• [WHAT TO DO]:
Look through the material below. Copy each line that contains the string "графики".
———
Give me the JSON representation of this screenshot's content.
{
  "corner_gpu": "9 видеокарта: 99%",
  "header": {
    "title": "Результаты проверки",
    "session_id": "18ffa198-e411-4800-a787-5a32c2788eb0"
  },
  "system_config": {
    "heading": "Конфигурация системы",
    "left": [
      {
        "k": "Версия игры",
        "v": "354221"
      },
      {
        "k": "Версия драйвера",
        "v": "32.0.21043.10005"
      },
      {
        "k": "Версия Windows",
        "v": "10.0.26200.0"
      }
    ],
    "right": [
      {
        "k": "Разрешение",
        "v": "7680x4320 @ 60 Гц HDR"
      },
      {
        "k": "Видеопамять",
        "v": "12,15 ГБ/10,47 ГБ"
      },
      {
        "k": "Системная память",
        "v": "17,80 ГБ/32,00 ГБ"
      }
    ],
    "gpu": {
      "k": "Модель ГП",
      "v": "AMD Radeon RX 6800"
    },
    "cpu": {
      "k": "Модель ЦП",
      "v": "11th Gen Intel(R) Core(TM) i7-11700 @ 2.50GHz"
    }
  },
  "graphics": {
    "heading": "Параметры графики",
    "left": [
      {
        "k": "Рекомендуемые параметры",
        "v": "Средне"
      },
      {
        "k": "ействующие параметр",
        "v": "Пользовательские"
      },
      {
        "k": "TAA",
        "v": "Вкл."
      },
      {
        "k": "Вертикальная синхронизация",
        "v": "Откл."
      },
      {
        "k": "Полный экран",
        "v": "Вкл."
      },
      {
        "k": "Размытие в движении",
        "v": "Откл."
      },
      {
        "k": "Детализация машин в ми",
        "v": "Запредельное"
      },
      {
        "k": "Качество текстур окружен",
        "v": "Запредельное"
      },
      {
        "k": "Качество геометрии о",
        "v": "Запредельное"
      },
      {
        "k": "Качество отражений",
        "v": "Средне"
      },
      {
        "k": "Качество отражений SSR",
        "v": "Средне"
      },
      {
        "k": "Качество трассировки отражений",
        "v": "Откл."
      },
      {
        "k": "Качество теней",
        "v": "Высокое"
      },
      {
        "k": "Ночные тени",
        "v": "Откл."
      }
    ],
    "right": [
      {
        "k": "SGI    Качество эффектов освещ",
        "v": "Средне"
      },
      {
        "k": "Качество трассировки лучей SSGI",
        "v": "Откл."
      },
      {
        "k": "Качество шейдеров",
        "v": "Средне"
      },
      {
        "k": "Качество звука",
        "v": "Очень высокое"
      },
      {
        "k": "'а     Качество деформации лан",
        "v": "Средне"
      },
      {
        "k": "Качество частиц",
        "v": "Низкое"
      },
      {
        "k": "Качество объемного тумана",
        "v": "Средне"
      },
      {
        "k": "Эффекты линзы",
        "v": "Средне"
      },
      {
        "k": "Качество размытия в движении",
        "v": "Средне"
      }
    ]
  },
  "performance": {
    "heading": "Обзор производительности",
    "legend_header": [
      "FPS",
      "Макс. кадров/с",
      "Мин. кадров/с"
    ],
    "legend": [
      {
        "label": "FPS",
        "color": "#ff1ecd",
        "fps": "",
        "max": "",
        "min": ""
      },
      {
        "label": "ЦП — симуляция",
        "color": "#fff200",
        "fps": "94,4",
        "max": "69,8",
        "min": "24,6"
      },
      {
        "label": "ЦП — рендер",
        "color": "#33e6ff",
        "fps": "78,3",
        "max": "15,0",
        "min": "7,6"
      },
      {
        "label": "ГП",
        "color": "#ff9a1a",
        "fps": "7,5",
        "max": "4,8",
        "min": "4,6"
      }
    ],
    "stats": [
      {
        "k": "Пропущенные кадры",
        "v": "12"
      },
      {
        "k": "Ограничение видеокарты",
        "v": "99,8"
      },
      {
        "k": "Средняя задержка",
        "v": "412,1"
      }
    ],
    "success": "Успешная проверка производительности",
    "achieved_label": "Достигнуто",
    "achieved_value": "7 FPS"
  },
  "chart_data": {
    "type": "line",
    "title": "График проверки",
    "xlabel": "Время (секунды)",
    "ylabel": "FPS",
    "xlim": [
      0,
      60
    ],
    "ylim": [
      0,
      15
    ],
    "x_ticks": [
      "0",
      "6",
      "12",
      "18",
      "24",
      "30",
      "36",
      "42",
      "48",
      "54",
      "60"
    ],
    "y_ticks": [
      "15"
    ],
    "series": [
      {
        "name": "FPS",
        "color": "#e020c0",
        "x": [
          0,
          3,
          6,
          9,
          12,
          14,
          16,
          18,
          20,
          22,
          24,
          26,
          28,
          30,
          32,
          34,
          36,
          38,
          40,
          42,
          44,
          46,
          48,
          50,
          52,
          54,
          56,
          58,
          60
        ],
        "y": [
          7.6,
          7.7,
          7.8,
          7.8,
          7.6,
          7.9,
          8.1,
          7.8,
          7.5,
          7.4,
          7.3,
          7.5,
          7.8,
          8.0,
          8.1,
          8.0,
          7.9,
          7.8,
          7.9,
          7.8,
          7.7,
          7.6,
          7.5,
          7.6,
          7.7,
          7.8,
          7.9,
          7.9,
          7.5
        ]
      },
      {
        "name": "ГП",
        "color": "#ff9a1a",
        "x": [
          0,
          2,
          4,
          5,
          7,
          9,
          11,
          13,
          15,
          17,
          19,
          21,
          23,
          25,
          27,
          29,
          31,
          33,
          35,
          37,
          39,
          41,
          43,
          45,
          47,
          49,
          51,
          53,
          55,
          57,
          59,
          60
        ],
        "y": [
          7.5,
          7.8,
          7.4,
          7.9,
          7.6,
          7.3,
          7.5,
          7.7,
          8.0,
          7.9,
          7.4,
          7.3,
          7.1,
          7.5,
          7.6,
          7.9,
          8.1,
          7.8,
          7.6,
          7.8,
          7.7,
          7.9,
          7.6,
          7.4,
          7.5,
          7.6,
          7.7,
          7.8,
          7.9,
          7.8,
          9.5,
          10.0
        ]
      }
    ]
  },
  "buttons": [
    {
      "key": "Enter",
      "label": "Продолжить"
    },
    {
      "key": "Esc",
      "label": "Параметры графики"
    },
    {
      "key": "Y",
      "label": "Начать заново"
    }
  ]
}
———
• [CORRECT RESPONSE]:
    "heading": "Параметры графики",
      "label": "Параметры графики"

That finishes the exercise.